**What you should do:** Pick out and copy every line below that has the word "source".

**Excerpted records:**
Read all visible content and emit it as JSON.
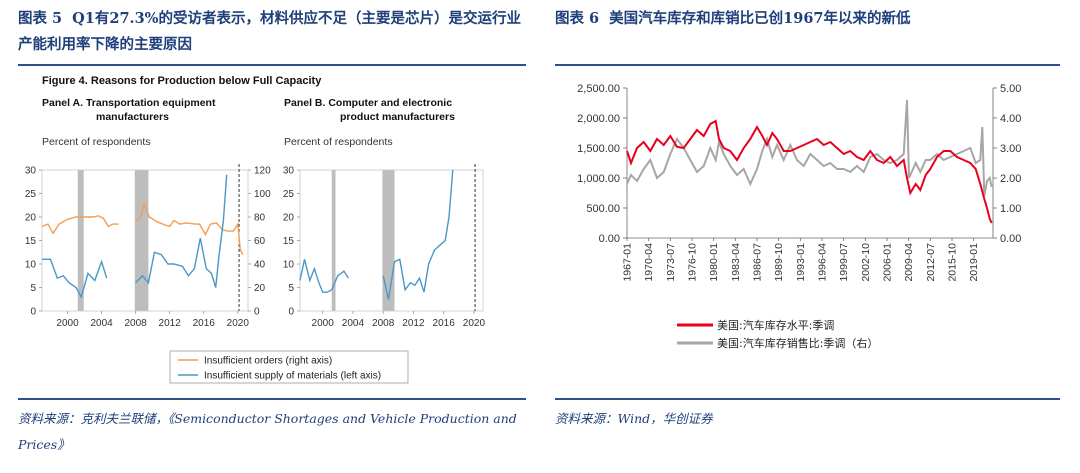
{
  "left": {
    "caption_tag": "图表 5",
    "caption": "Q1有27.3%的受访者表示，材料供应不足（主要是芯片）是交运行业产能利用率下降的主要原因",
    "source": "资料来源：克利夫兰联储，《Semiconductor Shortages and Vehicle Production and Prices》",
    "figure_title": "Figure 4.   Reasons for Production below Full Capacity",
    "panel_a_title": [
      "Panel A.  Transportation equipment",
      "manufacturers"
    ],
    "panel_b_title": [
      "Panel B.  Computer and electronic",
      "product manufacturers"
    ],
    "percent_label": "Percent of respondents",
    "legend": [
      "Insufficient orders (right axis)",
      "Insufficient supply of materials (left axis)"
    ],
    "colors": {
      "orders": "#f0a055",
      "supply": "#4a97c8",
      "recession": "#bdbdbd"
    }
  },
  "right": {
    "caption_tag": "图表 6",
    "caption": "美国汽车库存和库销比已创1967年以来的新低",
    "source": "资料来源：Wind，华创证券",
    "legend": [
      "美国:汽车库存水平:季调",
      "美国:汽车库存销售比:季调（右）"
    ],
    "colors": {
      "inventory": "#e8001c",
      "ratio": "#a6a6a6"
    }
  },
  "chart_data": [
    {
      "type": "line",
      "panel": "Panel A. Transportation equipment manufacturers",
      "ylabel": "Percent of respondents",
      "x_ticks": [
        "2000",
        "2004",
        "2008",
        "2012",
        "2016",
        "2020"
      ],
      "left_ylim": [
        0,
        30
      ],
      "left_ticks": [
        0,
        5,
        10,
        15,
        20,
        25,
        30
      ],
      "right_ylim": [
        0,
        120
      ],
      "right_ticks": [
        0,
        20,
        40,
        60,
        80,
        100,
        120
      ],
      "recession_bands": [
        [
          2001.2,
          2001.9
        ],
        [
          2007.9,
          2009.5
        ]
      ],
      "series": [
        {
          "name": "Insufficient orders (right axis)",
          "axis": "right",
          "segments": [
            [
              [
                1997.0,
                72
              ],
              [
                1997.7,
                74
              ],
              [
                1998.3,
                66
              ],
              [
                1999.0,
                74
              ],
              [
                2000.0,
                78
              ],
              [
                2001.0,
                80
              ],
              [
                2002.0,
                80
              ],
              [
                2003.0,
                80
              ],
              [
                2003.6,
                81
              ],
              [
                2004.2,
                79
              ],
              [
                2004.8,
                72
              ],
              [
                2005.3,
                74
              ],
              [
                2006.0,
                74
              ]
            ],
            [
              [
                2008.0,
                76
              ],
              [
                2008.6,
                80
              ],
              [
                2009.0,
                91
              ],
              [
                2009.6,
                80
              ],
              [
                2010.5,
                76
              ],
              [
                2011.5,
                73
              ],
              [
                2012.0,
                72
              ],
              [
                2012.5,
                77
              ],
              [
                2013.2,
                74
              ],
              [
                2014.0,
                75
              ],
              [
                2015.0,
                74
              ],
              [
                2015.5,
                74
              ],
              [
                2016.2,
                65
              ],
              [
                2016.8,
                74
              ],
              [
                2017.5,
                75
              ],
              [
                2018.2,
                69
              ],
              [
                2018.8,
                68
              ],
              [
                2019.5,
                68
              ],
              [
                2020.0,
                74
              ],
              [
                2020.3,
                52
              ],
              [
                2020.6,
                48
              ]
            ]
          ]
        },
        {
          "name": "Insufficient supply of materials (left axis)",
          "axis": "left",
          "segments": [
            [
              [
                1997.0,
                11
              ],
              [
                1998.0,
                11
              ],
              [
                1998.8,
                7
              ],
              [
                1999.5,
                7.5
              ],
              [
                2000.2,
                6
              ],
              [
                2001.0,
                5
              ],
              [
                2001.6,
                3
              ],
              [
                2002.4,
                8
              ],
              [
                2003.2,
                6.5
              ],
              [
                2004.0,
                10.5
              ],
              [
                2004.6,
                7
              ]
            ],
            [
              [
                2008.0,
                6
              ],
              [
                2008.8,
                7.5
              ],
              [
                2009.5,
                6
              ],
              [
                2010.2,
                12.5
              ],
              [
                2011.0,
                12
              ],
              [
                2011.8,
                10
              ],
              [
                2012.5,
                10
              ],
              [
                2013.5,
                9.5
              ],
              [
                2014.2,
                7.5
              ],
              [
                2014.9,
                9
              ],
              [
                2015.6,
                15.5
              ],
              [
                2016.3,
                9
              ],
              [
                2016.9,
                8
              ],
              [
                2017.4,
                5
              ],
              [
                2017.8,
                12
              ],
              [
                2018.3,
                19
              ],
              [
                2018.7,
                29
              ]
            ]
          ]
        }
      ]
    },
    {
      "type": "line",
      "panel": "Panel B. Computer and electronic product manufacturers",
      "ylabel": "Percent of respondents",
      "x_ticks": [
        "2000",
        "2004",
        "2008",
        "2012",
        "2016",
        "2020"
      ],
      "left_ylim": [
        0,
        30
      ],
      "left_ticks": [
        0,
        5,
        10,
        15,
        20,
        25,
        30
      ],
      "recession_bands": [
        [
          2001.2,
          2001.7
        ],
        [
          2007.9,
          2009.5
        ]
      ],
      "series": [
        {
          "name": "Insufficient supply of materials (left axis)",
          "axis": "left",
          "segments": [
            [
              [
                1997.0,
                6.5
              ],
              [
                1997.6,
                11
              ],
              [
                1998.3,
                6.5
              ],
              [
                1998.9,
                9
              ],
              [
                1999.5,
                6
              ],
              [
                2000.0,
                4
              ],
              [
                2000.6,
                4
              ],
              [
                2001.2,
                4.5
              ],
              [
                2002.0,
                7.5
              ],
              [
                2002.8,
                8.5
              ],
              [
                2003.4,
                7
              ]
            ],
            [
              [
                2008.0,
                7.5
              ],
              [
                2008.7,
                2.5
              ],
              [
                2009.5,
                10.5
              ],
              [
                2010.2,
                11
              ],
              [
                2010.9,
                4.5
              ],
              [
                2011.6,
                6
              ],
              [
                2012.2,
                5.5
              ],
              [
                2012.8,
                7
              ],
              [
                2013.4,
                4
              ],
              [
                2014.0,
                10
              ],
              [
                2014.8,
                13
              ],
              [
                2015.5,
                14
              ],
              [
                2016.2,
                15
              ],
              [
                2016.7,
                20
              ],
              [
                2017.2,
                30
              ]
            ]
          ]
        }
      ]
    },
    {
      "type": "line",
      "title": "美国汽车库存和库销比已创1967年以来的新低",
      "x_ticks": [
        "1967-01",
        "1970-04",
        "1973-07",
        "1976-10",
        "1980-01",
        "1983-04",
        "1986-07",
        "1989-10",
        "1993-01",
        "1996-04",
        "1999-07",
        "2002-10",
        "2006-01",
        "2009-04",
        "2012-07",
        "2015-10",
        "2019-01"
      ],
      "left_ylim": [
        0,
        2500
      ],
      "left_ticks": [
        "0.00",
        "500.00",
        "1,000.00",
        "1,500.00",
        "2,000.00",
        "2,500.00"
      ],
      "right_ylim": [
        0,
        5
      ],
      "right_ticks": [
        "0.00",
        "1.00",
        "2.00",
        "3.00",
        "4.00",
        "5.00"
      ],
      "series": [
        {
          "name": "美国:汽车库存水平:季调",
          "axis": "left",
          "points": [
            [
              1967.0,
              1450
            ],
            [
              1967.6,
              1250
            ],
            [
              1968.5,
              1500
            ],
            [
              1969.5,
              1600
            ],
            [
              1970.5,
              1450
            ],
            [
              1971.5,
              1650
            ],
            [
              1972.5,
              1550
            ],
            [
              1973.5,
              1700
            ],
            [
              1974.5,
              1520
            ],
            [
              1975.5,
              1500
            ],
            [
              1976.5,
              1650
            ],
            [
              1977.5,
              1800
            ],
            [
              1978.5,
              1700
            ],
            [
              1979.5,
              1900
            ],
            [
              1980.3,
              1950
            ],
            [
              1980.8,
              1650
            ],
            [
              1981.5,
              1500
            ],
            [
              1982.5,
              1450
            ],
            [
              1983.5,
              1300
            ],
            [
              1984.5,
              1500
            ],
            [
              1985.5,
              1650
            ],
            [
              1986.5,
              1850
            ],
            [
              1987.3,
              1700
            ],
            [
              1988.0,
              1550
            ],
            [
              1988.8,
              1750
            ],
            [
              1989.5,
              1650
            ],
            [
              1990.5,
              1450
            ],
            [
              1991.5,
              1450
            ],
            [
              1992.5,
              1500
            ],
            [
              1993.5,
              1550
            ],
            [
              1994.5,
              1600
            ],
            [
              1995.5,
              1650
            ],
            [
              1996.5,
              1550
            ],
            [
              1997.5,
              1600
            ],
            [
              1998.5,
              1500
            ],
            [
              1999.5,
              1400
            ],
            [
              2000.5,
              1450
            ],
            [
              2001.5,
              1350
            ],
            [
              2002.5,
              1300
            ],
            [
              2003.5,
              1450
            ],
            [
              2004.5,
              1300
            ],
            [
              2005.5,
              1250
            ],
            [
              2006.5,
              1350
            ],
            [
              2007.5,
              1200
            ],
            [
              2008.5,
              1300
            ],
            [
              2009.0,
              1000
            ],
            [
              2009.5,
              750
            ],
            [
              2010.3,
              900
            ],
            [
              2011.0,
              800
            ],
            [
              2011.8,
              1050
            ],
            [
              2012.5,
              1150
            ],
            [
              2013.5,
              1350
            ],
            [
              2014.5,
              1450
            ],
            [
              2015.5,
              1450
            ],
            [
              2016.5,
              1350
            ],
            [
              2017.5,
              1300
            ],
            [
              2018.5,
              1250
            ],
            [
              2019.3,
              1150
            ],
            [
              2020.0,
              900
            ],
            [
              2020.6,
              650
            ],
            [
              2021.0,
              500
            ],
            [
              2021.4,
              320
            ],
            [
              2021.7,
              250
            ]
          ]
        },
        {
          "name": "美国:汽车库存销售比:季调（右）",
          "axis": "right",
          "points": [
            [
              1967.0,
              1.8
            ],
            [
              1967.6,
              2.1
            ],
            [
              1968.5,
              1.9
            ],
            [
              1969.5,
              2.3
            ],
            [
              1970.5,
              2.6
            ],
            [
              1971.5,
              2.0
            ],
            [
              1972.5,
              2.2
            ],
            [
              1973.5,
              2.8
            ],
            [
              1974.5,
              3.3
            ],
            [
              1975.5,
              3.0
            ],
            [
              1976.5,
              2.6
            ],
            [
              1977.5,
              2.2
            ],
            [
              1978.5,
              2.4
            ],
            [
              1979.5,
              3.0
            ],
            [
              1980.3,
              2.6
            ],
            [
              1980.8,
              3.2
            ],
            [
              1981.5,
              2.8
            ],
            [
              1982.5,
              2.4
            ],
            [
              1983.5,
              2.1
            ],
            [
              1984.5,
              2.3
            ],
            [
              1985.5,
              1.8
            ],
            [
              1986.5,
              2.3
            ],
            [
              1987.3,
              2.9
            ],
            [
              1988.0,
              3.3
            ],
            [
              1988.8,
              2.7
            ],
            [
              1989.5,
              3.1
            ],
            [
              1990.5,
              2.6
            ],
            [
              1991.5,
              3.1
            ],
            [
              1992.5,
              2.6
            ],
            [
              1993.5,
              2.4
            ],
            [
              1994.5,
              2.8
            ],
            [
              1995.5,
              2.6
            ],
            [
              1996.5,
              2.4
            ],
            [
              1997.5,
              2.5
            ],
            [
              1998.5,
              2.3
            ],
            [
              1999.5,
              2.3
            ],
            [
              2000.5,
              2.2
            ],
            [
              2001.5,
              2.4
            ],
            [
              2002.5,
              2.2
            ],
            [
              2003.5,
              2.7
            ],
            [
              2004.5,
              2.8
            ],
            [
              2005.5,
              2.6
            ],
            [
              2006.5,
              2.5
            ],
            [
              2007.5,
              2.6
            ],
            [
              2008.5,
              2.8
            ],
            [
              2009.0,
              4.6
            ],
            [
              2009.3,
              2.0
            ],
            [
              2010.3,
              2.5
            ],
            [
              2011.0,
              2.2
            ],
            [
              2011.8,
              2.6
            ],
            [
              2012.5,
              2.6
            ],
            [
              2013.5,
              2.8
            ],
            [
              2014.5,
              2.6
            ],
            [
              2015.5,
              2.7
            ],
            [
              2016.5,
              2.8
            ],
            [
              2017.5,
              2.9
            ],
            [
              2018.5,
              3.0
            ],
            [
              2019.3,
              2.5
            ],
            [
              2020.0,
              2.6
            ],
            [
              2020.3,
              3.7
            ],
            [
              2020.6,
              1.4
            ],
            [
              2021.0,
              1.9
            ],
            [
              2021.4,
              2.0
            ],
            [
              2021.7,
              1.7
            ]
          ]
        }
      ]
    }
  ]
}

---

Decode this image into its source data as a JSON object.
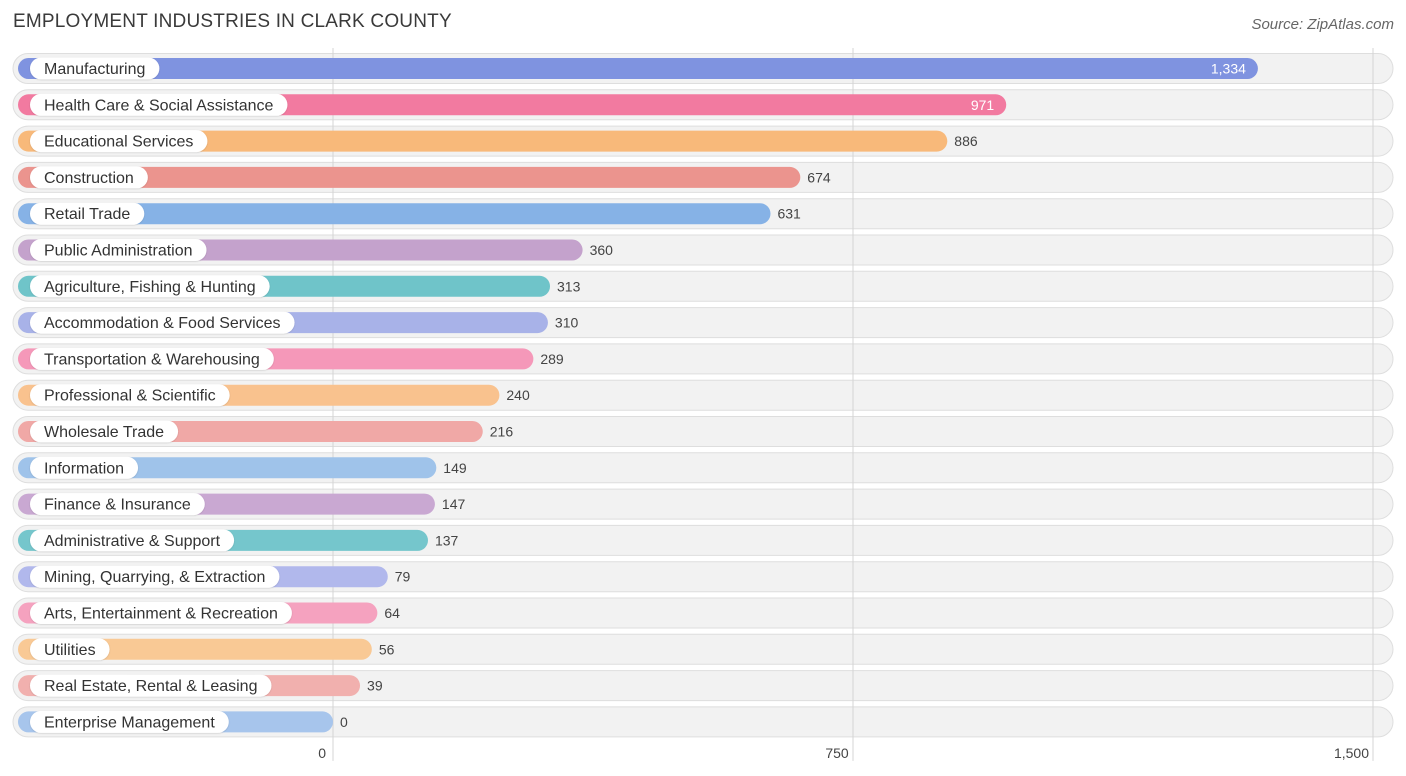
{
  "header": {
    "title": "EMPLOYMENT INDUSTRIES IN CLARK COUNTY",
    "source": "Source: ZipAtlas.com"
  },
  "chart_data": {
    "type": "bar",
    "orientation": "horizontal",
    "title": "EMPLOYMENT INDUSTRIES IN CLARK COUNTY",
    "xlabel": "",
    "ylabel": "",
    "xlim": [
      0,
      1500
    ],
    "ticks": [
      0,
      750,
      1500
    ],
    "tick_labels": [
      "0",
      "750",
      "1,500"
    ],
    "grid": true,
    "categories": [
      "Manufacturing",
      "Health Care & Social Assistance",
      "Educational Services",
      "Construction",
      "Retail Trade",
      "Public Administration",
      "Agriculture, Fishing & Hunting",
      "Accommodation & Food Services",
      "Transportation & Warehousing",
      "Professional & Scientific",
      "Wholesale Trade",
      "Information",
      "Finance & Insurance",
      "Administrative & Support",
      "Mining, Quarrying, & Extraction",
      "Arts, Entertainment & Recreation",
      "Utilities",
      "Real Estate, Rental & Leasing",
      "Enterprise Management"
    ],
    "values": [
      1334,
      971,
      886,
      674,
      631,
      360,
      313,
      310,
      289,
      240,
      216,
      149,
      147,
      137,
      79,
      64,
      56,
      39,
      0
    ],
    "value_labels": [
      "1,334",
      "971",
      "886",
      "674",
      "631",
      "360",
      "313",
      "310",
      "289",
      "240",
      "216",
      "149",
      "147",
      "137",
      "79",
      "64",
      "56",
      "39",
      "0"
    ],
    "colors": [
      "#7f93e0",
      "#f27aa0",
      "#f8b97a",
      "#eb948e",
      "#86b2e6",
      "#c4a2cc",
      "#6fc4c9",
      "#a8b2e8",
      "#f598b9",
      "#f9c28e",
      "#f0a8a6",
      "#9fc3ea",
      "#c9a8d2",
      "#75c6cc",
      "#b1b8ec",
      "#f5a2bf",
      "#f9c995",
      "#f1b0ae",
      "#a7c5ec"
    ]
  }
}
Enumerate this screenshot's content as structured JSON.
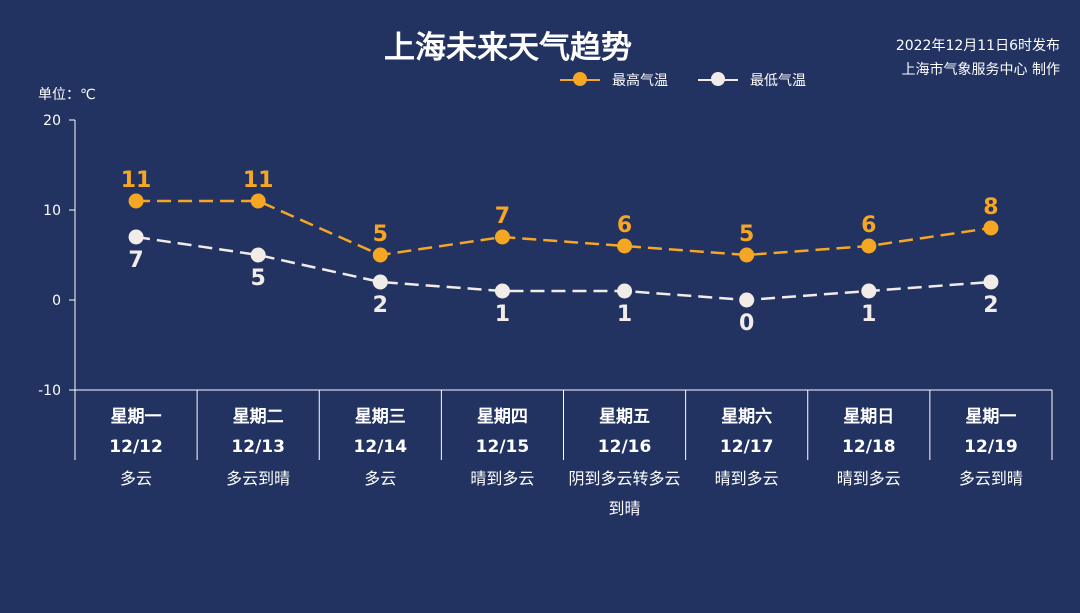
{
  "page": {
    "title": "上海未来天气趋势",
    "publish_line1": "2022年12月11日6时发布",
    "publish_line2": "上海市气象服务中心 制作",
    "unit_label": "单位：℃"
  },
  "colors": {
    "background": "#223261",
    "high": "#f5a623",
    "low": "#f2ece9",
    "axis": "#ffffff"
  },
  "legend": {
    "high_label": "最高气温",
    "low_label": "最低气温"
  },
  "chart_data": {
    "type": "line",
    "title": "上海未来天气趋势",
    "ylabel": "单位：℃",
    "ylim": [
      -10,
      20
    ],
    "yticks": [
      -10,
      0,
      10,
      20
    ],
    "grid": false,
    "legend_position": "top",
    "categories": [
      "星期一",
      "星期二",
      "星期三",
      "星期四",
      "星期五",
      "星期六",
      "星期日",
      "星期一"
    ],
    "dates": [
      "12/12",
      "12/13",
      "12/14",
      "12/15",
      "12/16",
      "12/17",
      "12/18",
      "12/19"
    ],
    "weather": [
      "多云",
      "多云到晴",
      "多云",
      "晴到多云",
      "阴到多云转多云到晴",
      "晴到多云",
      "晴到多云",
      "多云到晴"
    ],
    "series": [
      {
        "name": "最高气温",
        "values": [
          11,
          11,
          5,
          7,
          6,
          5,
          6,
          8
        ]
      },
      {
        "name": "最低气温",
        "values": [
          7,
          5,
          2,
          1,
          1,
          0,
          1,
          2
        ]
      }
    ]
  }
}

**Solution to this exercise:**
    "source": "资料来源：克利夫兰联储，《Semiconductor Shortages and Vehicle Production and Prices》",
    "source": "资料来源：Wind，华创证券",
Decode this image into its source data as a JSON object.
    "source": "Source: ZipAtlas.com"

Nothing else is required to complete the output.